DATA IN THIS EXERCISE:

###

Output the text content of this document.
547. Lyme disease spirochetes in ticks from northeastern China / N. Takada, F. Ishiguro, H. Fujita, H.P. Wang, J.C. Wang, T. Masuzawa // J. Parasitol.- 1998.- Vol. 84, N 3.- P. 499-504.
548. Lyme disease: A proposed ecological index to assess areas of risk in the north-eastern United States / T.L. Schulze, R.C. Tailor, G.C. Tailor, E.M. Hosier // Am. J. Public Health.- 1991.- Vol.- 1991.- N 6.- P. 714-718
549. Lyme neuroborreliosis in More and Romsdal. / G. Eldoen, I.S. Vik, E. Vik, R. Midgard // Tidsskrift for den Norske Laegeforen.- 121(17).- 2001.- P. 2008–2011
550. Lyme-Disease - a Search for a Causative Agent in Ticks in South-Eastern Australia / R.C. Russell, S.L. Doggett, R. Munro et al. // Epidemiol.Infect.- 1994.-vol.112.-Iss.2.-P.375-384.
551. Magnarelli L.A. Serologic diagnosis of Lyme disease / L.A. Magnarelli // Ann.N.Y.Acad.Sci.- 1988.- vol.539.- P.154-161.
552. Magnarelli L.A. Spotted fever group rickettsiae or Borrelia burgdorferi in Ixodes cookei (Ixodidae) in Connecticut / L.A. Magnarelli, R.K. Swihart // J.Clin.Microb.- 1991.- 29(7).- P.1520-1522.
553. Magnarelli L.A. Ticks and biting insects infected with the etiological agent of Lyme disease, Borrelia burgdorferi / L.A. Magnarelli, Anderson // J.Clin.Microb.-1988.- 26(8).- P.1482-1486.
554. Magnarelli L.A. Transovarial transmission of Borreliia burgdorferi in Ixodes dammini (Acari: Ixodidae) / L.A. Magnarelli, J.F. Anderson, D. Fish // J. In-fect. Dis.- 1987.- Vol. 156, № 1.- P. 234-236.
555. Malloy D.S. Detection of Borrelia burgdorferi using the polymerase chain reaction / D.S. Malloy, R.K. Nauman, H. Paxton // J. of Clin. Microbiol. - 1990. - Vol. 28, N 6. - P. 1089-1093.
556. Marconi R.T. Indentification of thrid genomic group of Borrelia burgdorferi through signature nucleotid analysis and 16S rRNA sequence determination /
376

###

INSTRUCTIONS FOR THE TASK: Transcribe each line of the data exactly, skipping none.

SOLUTION BELOW:
Output the text content of this document.
547. Lyme disease spirochetes in ticks from northeastern China / N. Takada, F. Ishiguro, H. Fujita, H.P. Wang, J.C. Wang, T. Masuzawa // J. Parasitol.- 1998.- Vol. 84, N 3.- P. 499-504.
548. Lyme disease: A proposed ecological index to assess areas of risk in the north-eastern United States / T.L. Schulze, R.C. Tailor, G.C. Tailor, E.M. Hosier // Am. J. Public Health.- 1991.- Vol.- 1991.- N 6.- P. 714-718
549. Lyme neuroborreliosis in More and Romsdal. / G. Eldoen, I.S. Vik, E. Vik, R. Midgard // Tidsskrift for den Norske Laegeforen.- 121(17).- 2001.- P. 2008–2011
550. Lyme-Disease - a Search for a Causative Agent in Ticks in South-Eastern Australia / R.C. Russell, S.L. Doggett, R. Munro et al. // Epidemiol.Infect.- 1994.-vol.112.-Iss.2.-P.375-384.
551. Magnarelli L.A. Serologic diagnosis of Lyme disease / L.A. Magnarelli // Ann.N.Y.Acad.Sci.- 1988.- vol.539.- P.154-161.
552. Magnarelli L.A. Spotted fever group rickettsiae or Borrelia burgdorferi in Ixodes cookei (Ixodidae) in Connecticut / L.A. Magnarelli, R.K. Swihart // J.Clin.Microb.- 1991.- 29(7).- P.1520-1522.
553. Magnarelli L.A. Ticks and biting insects infected with the etiological agent of Lyme disease, Borrelia burgdorferi / L.A. Magnarelli, Anderson // J.Clin.Microb.-1988.- 26(8).- P.1482-1486.
554. Magnarelli L.A. Transovarial transmission of Borreliia burgdorferi in Ixodes dammini (Acari: Ixodidae) / L.A. Magnarelli, J.F. Anderson, D. Fish // J. In-fect. Dis.- 1987.- Vol. 156, № 1.- P. 234-236.
555. Malloy D.S. Detection of Borrelia burgdorferi using the polymerase chain reaction / D.S. Malloy, R.K. Nauman, H. Paxton // J. of Clin. Microbiol. - 1990. - Vol. 28, N 6. - P. 1089-1093.
556. Marconi R.T. Indentification of thrid genomic group of Borrelia burgdorferi through signature nucleotid analysis and 16S rRNA sequence determination /
376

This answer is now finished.